AIM:
Print the records below word for word, but leave out the pictures.

TASK MATERIAL:
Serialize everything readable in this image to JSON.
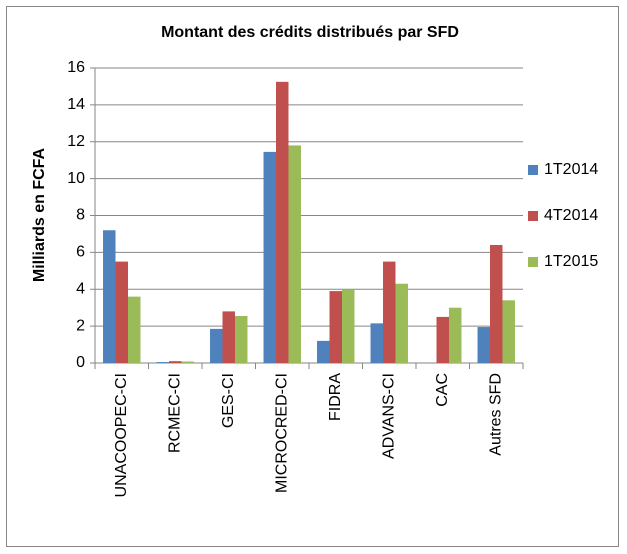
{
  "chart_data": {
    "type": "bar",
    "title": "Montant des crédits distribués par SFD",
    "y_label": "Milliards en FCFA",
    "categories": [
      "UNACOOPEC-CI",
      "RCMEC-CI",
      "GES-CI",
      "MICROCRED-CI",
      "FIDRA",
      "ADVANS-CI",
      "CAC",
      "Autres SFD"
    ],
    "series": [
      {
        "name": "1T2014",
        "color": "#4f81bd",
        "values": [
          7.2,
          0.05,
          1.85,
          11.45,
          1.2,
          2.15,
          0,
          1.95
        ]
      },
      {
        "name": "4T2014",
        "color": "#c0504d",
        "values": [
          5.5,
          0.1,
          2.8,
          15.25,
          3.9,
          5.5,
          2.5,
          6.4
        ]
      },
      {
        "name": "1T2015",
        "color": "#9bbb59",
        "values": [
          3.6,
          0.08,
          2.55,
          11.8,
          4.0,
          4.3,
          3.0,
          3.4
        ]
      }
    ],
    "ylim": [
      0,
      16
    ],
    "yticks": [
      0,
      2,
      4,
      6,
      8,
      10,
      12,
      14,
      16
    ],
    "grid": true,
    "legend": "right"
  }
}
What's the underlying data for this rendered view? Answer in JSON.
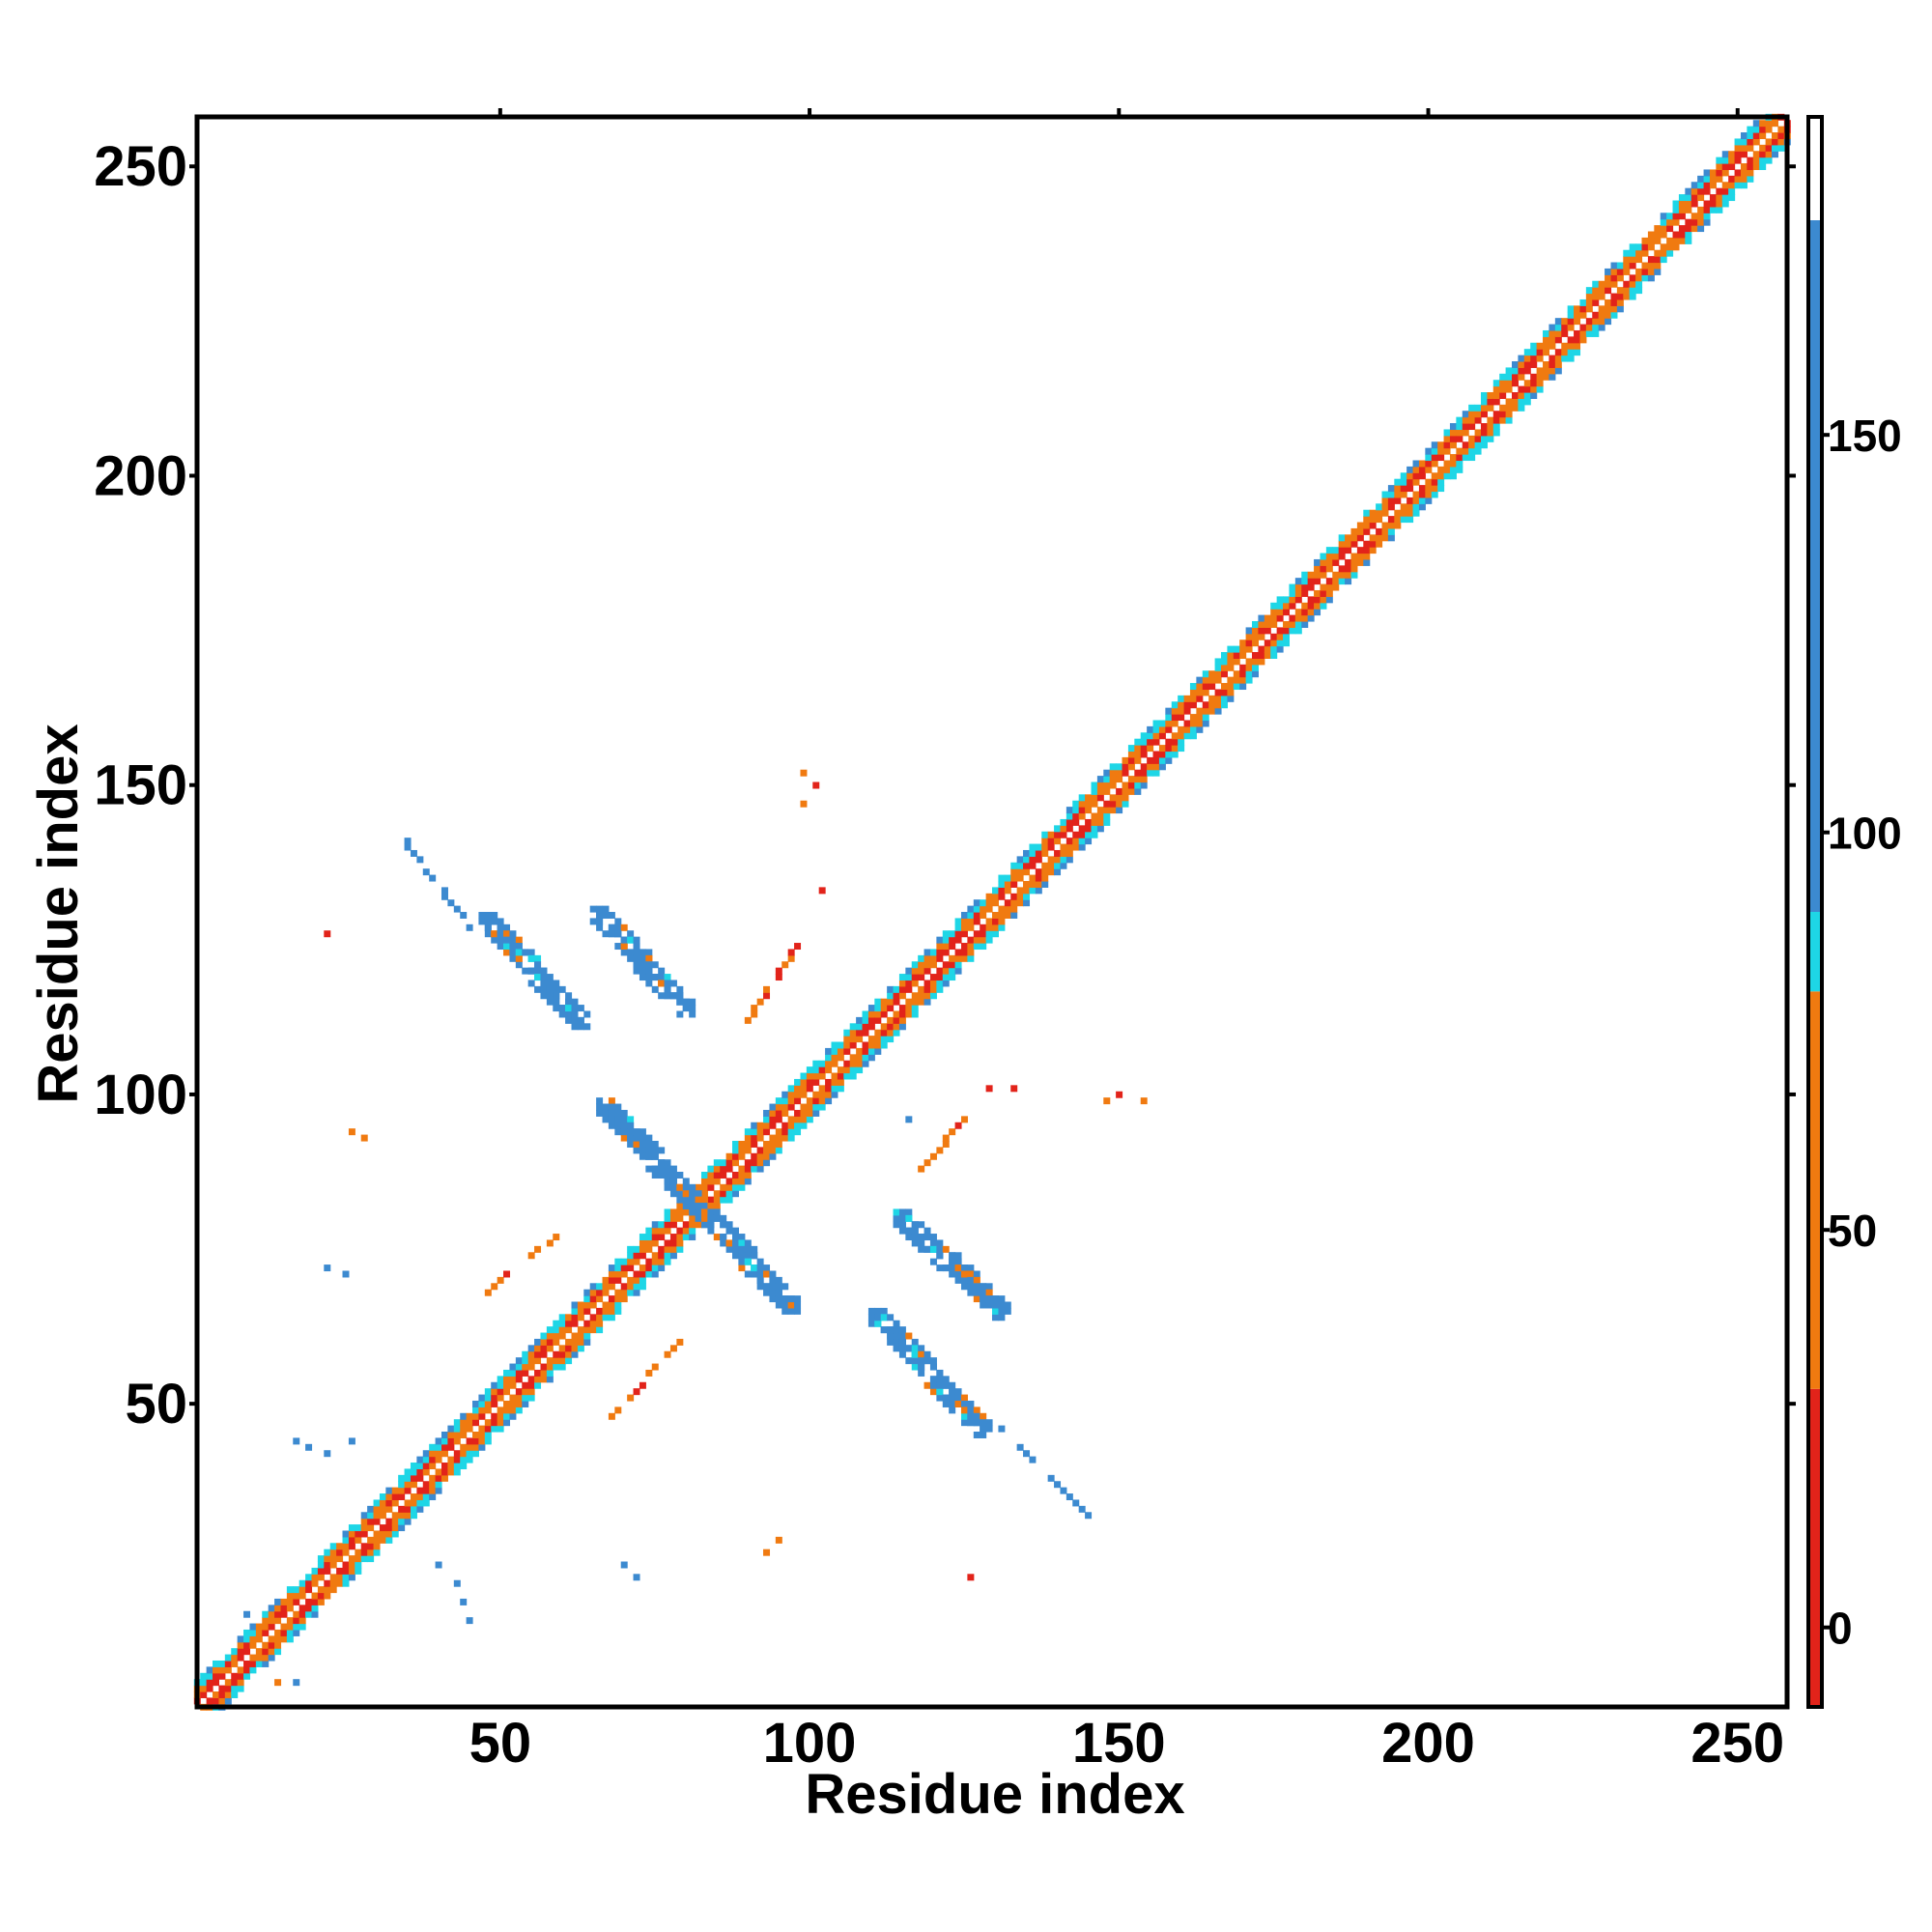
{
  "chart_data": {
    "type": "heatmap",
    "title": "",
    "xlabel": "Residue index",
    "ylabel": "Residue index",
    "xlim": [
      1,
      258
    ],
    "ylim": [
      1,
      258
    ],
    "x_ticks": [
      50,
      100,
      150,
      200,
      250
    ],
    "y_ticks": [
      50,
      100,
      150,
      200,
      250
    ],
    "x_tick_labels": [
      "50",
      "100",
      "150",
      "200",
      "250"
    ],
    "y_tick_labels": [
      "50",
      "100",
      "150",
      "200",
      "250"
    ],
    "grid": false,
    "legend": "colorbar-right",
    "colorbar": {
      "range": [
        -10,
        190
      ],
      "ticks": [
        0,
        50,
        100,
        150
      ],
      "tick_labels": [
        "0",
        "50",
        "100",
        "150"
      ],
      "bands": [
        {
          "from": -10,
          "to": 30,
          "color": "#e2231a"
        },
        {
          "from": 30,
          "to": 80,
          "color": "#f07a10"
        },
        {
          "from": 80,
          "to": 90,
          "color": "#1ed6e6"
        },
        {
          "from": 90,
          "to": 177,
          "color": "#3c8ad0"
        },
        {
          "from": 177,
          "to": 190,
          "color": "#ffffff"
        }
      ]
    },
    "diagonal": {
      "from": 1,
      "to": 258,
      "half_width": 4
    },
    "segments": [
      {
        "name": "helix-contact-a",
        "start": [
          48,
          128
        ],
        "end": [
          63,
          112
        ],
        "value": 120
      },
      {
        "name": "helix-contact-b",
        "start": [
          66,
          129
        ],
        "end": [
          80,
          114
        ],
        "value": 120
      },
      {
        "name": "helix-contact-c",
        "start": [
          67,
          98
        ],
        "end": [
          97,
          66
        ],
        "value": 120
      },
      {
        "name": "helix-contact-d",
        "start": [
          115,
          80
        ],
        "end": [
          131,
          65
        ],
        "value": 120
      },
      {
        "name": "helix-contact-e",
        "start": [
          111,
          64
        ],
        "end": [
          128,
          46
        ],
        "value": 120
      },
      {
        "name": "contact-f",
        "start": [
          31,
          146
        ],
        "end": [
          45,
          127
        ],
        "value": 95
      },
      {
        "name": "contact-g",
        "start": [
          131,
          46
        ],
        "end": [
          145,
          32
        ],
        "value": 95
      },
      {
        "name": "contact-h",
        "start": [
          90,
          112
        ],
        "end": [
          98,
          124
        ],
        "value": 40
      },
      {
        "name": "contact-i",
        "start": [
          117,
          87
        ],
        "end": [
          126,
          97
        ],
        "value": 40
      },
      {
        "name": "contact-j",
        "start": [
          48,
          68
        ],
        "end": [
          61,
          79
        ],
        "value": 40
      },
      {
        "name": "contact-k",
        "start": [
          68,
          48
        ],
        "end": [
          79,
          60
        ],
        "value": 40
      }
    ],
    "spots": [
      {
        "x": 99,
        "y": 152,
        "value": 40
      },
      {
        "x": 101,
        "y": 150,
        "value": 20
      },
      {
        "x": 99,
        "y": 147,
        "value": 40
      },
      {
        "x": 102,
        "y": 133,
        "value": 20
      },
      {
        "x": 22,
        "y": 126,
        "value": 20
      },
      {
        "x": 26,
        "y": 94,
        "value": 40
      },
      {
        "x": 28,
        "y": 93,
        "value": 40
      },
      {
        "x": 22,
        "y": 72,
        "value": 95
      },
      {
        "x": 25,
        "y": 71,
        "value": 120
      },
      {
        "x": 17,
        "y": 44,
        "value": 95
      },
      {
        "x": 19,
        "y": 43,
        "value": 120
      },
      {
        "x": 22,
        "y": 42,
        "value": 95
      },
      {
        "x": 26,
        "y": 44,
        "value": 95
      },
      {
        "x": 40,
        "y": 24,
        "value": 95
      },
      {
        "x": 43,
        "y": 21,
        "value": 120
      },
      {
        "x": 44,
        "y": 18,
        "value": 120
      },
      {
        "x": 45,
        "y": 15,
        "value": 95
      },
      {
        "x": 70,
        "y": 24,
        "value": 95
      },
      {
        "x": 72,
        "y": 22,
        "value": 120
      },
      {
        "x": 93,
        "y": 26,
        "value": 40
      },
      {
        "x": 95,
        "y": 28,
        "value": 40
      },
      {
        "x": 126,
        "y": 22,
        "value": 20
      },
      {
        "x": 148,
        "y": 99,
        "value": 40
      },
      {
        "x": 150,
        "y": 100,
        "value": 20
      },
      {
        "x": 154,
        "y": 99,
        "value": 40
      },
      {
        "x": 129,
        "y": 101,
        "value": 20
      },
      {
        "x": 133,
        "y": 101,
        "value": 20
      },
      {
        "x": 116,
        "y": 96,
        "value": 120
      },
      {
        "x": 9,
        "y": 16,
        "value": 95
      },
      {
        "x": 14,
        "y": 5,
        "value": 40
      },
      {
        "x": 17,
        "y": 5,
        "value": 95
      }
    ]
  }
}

COMPLETED TASK:
Serialize everything readable in this image to JSON.
{
  "chart_data": {
    "type": "bar",
    "title": "Montant des crédits distribués par SFD",
    "y_label": "Milliards en FCFA",
    "categories": [
      "UNACOOPEC-CI",
      "RCMEC-CI",
      "GES-CI",
      "MICROCRED-CI",
      "FIDRA",
      "ADVANS-CI",
      "CAC",
      "Autres SFD"
    ],
    "series": [
      {
        "name": "1T2014",
        "color": "#4f81bd",
        "values": [
          7.2,
          0.05,
          1.85,
          11.45,
          1.2,
          2.15,
          0,
          1.95
        ]
      },
      {
        "name": "4T2014",
        "color": "#c0504d",
        "values": [
          5.5,
          0.1,
          2.8,
          15.25,
          3.9,
          5.5,
          2.5,
          6.4
        ]
      },
      {
        "name": "1T2015",
        "color": "#9bbb59",
        "values": [
          3.6,
          0.08,
          2.55,
          11.8,
          4.0,
          4.3,
          3.0,
          3.4
        ]
      }
    ],
    "ylim": [
      0,
      16
    ],
    "yticks": [
      0,
      2,
      4,
      6,
      8,
      10,
      12,
      14,
      16
    ],
    "grid": true,
    "legend": "right"
  }
}
What's the underlying data for this rendered view? Answer in JSON.
{
  "chart_data": {
    "type": "heatmap",
    "title": "",
    "xlabel": "Residue index",
    "ylabel": "Residue index",
    "xlim": [
      1,
      258
    ],
    "ylim": [
      1,
      258
    ],
    "x_ticks": [
      50,
      100,
      150,
      200,
      250
    ],
    "y_ticks": [
      50,
      100,
      150,
      200,
      250
    ],
    "x_tick_labels": [
      "50",
      "100",
      "150",
      "200",
      "250"
    ],
    "y_tick_labels": [
      "50",
      "100",
      "150",
      "200",
      "250"
    ],
    "grid": false,
    "legend": "colorbar-right",
    "colorbar": {
      "range": [
        -10,
        190
      ],
      "ticks": [
        0,
        50,
        100,
        150
      ],
      "tick_labels": [
        "0",
        "50",
        "100",
        "150"
      ],
      "bands": [
        {
          "from": -10,
          "to": 30,
          "color": "#e2231a"
        },
        {
          "from": 30,
          "to": 80,
          "color": "#f07a10"
        },
        {
          "from": 80,
          "to": 90,
          "color": "#1ed6e6"
        },
        {
          "from": 90,
          "to": 177,
          "color": "#3c8ad0"
        },
        {
          "from": 177,
          "to": 190,
          "color": "#ffffff"
        }
      ]
    },
    "diagonal": {
      "from": 1,
      "to": 258,
      "half_width": 4
    },
    "segments": [
      {
        "name": "helix-contact-a",
        "start": [
          48,
          128
        ],
        "end": [
          63,
          112
        ],
        "value": 120
      },
      {
        "name": "helix-contact-b",
        "start": [
          66,
          129
        ],
        "end": [
          80,
          114
        ],
        "value": 120
      },
      {
        "name": "helix-contact-c",
        "start": [
          67,
          98
        ],
        "end": [
          97,
          66
        ],
        "value": 120
      },
      {
        "name": "helix-contact-d",
        "start": [
          115,
          80
        ],
        "end": [
          131,
          65
        ],
        "value": 120
      },
      {
        "name": "helix-contact-e",
        "start": [
          111,
          64
        ],
        "end": [
          128,
          46
        ],
        "value": 120
      },
      {
        "name": "contact-f",
        "start": [
          31,
          146
        ],
        "end": [
          45,
          127
        ],
        "value": 95
      },
      {
        "name": "contact-g",
        "start": [
          131,
          46
        ],
        "end": [
          145,
          32
        ],
        "value": 95
      },
      {
        "name": "contact-h",
        "start": [
          90,
          112
        ],
        "end": [
          98,
          124
        ],
        "value": 40
      },
      {
        "name": "contact-i",
        "start": [
          117,
          87
        ],
        "end": [
          126,
          97
        ],
        "value": 40
      },
      {
        "name": "contact-j",
        "start": [
          48,
          68
        ],
        "end": [
          61,
          79
        ],
        "value": 40
      },
      {
        "name": "contact-k",
        "start": [
          68,
          48
        ],
        "end": [
          79,
          60
        ],
        "value": 40
      }
    ],
    "spots": [
      {
        "x": 99,
        "y": 152,
        "value": 40
      },
      {
        "x": 101,
        "y": 150,
        "value": 20
      },
      {
        "x": 99,
        "y": 147,
        "value": 40
      },
      {
        "x": 102,
        "y": 133,
        "value": 20
      },
      {
        "x": 22,
        "y": 126,
        "value": 20
      },
      {
        "x": 26,
        "y": 94,
        "value": 40
      },
      {
        "x": 28,
        "y": 93,
        "value": 40
      },
      {
        "x": 22,
        "y": 72,
        "value": 95
      },
      {
        "x": 25,
        "y": 71,
        "value": 120
      },
      {
        "x": 17,
        "y": 44,
        "value": 95
      },
      {
        "x": 19,
        "y": 43,
        "value": 120
      },
      {
        "x": 22,
        "y": 42,
        "value": 95
      },
      {
        "x": 26,
        "y": 44,
        "value": 95
      },
      {
        "x": 40,
        "y": 24,
        "value": 95
      },
      {
        "x": 43,
        "y": 21,
        "value": 120
      },
      {
        "x": 44,
        "y": 18,
        "value": 120
      },
      {
        "x": 45,
        "y": 15,
        "value": 95
      },
      {
        "x": 70,
        "y": 24,
        "value": 95
      },
      {
        "x": 72,
        "y": 22,
        "value": 120
      },
      {
        "x": 93,
        "y": 26,
        "value": 40
      },
      {
        "x": 95,
        "y": 28,
        "value": 40
      },
      {
        "x": 126,
        "y": 22,
        "value": 20
      },
      {
        "x": 148,
        "y": 99,
        "value": 40
      },
      {
        "x": 150,
        "y": 100,
        "value": 20
      },
      {
        "x": 154,
        "y": 99,
        "value": 40
      },
      {
        "x": 129,
        "y": 101,
        "value": 20
      },
      {
        "x": 133,
        "y": 101,
        "value": 20
      },
      {
        "x": 116,
        "y": 96,
        "value": 120
      },
      {
        "x": 9,
        "y": 16,
        "value": 95
      },
      {
        "x": 14,
        "y": 5,
        "value": 40
      },
      {
        "x": 17,
        "y": 5,
        "value": 95
      }
    ]
  }
}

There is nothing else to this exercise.